What the exercise asks
From the listing below, extract every line containing "data".

BEGIN Supplied information

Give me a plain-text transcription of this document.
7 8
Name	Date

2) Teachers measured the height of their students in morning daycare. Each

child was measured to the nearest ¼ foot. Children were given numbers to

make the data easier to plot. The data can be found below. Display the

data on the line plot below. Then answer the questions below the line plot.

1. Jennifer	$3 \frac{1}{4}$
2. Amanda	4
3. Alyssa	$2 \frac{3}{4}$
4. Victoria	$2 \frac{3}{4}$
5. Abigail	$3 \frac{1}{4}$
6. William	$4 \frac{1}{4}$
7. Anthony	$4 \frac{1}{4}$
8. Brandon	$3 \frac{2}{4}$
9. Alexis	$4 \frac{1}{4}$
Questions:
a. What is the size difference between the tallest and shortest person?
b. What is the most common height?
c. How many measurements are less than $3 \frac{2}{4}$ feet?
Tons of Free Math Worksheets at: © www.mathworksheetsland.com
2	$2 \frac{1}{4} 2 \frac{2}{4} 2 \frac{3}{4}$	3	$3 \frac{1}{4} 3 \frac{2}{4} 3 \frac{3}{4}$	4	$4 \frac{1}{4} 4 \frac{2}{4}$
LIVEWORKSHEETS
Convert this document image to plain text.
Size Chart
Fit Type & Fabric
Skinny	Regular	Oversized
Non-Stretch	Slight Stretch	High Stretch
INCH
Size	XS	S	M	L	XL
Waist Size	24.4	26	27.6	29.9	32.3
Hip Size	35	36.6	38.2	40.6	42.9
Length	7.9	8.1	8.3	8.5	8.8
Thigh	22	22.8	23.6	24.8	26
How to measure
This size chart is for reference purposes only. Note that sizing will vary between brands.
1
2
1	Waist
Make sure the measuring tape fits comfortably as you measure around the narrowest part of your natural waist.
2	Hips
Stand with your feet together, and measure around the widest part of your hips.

END Supplied information

Answer to this task
make the data easier to plot. The data can be found below. Display the
data on the line plot below. Then answer the questions below the line plot.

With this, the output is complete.